* start *

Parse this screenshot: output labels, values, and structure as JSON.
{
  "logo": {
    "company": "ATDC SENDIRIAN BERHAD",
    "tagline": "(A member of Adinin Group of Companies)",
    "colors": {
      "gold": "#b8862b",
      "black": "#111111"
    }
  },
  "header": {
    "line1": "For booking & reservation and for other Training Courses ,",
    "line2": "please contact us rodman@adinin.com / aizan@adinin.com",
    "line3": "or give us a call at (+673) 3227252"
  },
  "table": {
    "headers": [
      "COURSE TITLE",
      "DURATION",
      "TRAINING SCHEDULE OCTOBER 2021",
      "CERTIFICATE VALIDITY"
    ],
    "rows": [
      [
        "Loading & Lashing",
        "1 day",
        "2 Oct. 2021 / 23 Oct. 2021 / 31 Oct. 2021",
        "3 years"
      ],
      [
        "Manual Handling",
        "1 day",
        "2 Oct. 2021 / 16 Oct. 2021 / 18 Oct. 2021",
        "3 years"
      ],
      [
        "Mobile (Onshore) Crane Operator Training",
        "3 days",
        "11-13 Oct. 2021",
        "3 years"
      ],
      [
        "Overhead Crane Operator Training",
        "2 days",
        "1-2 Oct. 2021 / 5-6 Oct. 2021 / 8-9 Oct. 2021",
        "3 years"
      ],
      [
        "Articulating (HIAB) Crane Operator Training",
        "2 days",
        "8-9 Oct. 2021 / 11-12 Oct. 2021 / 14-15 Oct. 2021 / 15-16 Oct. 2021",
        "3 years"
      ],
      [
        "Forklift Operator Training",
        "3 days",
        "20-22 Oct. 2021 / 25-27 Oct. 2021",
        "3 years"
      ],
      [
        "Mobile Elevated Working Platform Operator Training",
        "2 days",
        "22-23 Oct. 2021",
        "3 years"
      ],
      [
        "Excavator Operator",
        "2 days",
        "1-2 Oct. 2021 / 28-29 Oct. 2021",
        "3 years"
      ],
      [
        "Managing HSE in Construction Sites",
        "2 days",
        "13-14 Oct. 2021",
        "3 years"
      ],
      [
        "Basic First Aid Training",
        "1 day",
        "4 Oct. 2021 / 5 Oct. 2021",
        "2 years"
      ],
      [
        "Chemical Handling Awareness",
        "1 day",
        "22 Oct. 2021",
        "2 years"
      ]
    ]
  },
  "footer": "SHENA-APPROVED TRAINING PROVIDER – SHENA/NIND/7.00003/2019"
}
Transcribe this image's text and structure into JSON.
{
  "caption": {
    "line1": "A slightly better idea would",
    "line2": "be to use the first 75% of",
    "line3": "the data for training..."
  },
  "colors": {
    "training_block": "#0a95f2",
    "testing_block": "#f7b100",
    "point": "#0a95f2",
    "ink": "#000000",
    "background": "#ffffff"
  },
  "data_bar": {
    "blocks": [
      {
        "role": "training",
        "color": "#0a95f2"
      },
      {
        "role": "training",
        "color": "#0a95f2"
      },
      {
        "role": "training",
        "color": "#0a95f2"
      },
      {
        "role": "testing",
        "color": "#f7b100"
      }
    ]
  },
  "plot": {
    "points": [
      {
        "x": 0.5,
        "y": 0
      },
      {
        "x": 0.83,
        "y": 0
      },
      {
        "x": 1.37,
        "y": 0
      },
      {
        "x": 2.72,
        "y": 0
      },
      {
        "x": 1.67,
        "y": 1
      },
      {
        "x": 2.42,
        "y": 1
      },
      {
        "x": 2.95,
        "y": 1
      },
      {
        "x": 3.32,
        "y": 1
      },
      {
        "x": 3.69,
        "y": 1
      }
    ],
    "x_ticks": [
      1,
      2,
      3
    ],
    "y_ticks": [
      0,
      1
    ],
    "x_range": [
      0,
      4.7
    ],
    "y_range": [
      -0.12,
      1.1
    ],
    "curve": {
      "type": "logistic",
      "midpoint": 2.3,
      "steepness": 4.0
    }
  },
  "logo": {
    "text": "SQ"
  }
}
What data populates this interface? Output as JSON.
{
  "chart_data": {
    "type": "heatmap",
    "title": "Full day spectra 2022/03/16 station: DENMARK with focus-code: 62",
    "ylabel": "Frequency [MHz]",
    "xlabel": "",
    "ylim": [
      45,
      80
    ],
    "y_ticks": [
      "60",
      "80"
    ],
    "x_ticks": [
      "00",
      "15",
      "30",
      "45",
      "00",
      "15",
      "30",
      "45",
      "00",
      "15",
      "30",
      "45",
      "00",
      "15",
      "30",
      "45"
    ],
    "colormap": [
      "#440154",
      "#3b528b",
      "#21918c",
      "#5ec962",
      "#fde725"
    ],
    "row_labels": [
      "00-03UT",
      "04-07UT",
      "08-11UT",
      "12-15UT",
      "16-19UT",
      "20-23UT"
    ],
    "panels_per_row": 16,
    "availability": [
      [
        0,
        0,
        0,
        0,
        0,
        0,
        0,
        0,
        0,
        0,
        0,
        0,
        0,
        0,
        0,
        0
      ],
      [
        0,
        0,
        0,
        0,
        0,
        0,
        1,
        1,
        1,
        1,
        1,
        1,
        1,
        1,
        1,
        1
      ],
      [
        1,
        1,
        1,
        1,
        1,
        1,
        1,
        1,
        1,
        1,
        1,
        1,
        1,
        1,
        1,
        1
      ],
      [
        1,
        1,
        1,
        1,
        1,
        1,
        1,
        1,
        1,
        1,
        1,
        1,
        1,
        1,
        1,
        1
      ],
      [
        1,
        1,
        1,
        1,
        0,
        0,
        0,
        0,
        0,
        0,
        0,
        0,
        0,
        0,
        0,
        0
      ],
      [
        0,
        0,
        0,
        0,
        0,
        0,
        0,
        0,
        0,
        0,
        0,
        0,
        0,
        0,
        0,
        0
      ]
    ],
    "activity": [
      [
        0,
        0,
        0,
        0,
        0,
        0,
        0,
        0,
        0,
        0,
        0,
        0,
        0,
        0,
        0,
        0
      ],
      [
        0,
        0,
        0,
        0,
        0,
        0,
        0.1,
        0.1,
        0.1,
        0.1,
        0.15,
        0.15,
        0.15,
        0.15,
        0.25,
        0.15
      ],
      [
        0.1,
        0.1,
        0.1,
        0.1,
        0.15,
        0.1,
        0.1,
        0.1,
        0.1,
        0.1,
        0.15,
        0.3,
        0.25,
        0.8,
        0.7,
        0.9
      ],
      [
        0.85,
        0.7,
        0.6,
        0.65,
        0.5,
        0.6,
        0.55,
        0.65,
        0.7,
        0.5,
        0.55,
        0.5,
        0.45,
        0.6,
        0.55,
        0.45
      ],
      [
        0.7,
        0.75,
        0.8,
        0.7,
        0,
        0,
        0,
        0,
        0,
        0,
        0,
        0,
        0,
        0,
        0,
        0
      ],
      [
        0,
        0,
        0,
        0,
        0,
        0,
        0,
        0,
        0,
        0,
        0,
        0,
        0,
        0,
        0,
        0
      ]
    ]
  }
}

* end *

# Written exercise:
Reproduce the data shown above exactly.

# Output:
Parse this screenshot: output labels, values, and structure as JSON.
{
  "logo": {
    "company": "ATDC SENDIRIAN BERHAD",
    "tagline": "(A member of Adinin Group of Companies)",
    "colors": {
      "gold": "#b8862b",
      "black": "#111111"
    }
  },
  "header": {
    "line1": "For booking & reservation and for other Training Courses ,",
    "line2": "please contact us rodman@adinin.com / aizan@adinin.com",
    "line3": "or give us a call at (+673) 3227252"
  },
  "table": {
    "headers": [
      "COURSE TITLE",
      "DURATION",
      "TRAINING SCHEDULE OCTOBER 2021",
      "CERTIFICATE VALIDITY"
    ],
    "rows": [
      [
        "Loading & Lashing",
        "1 day",
        "2 Oct. 2021 / 23 Oct. 2021 / 31 Oct. 2021",
        "3 years"
      ],
      [
        "Manual Handling",
        "1 day",
        "2 Oct. 2021 / 16 Oct. 2021 / 18 Oct. 2021",
        "3 years"
      ],
      [
        "Mobile (Onshore) Crane Operator Training",
        "3 days",
        "11-13 Oct. 2021",
        "3 years"
      ],
      [
        "Overhead Crane Operator Training",
        "2 days",
        "1-2 Oct. 2021 / 5-6 Oct. 2021 / 8-9 Oct. 2021",
        "3 years"
      ],
      [
        "Articulating (HIAB) Crane Operator Training",
        "2 days",
        "8-9 Oct. 2021 / 11-12 Oct. 2021 / 14-15 Oct. 2021 / 15-16 Oct. 2021",
        "3 years"
      ],
      [
        "Forklift Operator Training",
        "3 days",
        "20-22 Oct. 2021 / 25-27 Oct. 2021",
        "3 years"
      ],
      [
        "Mobile Elevated Working Platform Operator Training",
        "2 days",
        "22-23 Oct. 2021",
        "3 years"
      ],
      [
        "Excavator Operator",
        "2 days",
        "1-2 Oct. 2021 / 28-29 Oct. 2021",
        "3 years"
      ],
      [
        "Managing HSE in Construction Sites",
        "2 days",
        "13-14 Oct. 2021",
        "3 years"
      ],
      [
        "Basic First Aid Training",
        "1 day",
        "4 Oct. 2021 / 5 Oct. 2021",
        "2 years"
      ],
      [
        "Chemical Handling Awareness",
        "1 day",
        "22 Oct. 2021",
        "2 years"
      ]
    ]
  },
  "footer": "SHENA-APPROVED TRAINING PROVIDER – SHENA/NIND/7.00003/2019"
}
Transcribe this image's text and structure into JSON.
{
  "caption": {
    "line1": "A slightly better idea would",
    "line2": "be to use the first 75% of",
    "line3": "the data for training..."
  },
  "colors": {
    "training_block": "#0a95f2",
    "testing_block": "#f7b100",
    "point": "#0a95f2",
    "ink": "#000000",
    "background": "#ffffff"
  },
  "data_bar": {
    "blocks": [
      {
        "role": "training",
        "color": "#0a95f2"
      },
      {
        "role": "training",
        "color": "#0a95f2"
      },
      {
        "role": "training",
        "color": "#0a95f2"
      },
      {
        "role": "testing",
        "color": "#f7b100"
      }
    ]
  },
  "plot": {
    "points": [
      {
        "x": 0.5,
        "y": 0
      },
      {
        "x": 0.83,
        "y": 0
      },
      {
        "x": 1.37,
        "y": 0
      },
      {
        "x": 2.72,
        "y": 0
      },
      {
        "x": 1.67,
        "y": 1
      },
      {
        "x": 2.42,
        "y": 1
      },
      {
        "x": 2.95,
        "y": 1
      },
      {
        "x": 3.32,
        "y": 1
      },
      {
        "x": 3.69,
        "y": 1
      }
    ],
    "x_ticks": [
      1,
      2,
      3
    ],
    "y_ticks": [
      0,
      1
    ],
    "x_range": [
      0,
      4.7
    ],
    "y_range": [
      -0.12,
      1.1
    ],
    "curve": {
      "type": "logistic",
      "midpoint": 2.3,
      "steepness": 4.0
    }
  },
  "logo": {
    "text": "SQ"
  }
}
What data populates this interface? Output as JSON.
{
  "chart_data": {
    "type": "heatmap",
    "title": "Full day spectra 2022/03/16 station: DENMARK with focus-code: 62",
    "ylabel": "Frequency [MHz]",
    "xlabel": "",
    "ylim": [
      45,
      80
    ],
    "y_ticks": [
      "60",
      "80"
    ],
    "x_ticks": [
      "00",
      "15",
      "30",
      "45",
      "00",
      "15",
      "30",
      "45",
      "00",
      "15",
      "30",
      "45",
      "00",
      "15",
      "30",
      "45"
    ],
    "colormap": [
      "#440154",
      "#3b528b",
      "#21918c",
      "#5ec962",
      "#fde725"
    ],
    "row_labels": [
      "00-03UT",
      "04-07UT",
      "08-11UT",
      "12-15UT",
      "16-19UT",
      "20-23UT"
    ],
    "panels_per_row": 16,
    "availability": [
      [
        0,
        0,
        0,
        0,
        0,
        0,
        0,
        0,
        0,
        0,
        0,
        0,
        0,
        0,
        0,
        0
      ],
      [
        0,
        0,
        0,
        0,
        0,
        0,
        1,
        1,
        1,
        1,
        1,
        1,
        1,
        1,
        1,
        1
      ],
      [
        1,
        1,
        1,
        1,
        1,
        1,
        1,
        1,
        1,
        1,
        1,
        1,
        1,
        1,
        1,
        1
      ],
      [
        1,
        1,
        1,
        1,
        1,
        1,
        1,
        1,
        1,
        1,
        1,
        1,
        1,
        1,
        1,
        1
      ],
      [
        1,
        1,
        1,
        1,
        0,
        0,
        0,
        0,
        0,
        0,
        0,
        0,
        0,
        0,
        0,
        0
      ],
      [
        0,
        0,
        0,
        0,
        0,
        0,
        0,
        0,
        0,
        0,
        0,
        0,
        0,
        0,
        0,
        0
      ]
    ],
    "activity": [
      [
        0,
        0,
        0,
        0,
        0,
        0,
        0,
        0,
        0,
        0,
        0,
        0,
        0,
        0,
        0,
        0
      ],
      [
        0,
        0,
        0,
        0,
        0,
        0,
        0.1,
        0.1,
        0.1,
        0.1,
        0.15,
        0.15,
        0.15,
        0.15,
        0.25,
        0.15
      ],
      [
        0.1,
        0.1,
        0.1,
        0.1,
        0.15,
        0.1,
        0.1,
        0.1,
        0.1,
        0.1,
        0.15,
        0.3,
        0.25,
        0.8,
        0.7,
        0.9
      ],
      [
        0.85,
        0.7,
        0.6,
        0.65,
        0.5,
        0.6,
        0.55,
        0.65,
        0.7,
        0.5,
        0.55,
        0.5,
        0.45,
        0.6,
        0.55,
        0.45
      ],
      [
        0.7,
        0.75,
        0.8,
        0.7,
        0,
        0,
        0,
        0,
        0,
        0,
        0,
        0,
        0,
        0,
        0,
        0
      ],
      [
        0,
        0,
        0,
        0,
        0,
        0,
        0,
        0,
        0,
        0,
        0,
        0,
        0,
        0,
        0,
        0
      ]
    ]
  }
}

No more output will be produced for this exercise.